• **Listed entries**:

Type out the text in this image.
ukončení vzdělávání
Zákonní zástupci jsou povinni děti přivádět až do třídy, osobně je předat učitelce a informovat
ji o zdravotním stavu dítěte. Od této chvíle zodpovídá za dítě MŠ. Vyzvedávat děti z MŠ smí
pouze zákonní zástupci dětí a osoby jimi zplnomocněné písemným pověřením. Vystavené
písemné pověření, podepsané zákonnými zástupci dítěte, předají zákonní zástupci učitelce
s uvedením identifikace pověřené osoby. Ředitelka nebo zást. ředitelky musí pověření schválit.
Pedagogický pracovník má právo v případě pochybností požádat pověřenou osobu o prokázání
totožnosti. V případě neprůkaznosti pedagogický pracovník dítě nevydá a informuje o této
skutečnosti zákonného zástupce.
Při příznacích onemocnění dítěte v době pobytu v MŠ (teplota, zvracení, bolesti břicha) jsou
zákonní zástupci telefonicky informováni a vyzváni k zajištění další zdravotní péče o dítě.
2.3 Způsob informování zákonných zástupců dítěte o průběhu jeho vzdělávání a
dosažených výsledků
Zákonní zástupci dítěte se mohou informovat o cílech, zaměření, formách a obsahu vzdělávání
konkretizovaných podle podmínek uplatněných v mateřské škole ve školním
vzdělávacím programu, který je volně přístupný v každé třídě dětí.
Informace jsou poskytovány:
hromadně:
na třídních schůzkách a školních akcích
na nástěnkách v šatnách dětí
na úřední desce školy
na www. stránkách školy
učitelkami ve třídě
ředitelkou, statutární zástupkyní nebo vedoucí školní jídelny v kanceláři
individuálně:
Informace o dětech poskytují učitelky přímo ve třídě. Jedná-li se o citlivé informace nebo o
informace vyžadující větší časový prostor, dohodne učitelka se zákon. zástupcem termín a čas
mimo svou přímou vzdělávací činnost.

• **Work to do**: Pick out all the lines with the word "nebo" in them and copy them.

• **Solved problem**:
s uvedením identifikace pověřené osoby. Ředitelka nebo zást. ředitelky musí pověření schválit.
ředitelkou, statutární zástupkyní nebo vedoucí školní jídelny v kanceláři
Informace o dětech poskytují učitelky přímo ve třídě. Jedná-li se o citlivé informace nebo o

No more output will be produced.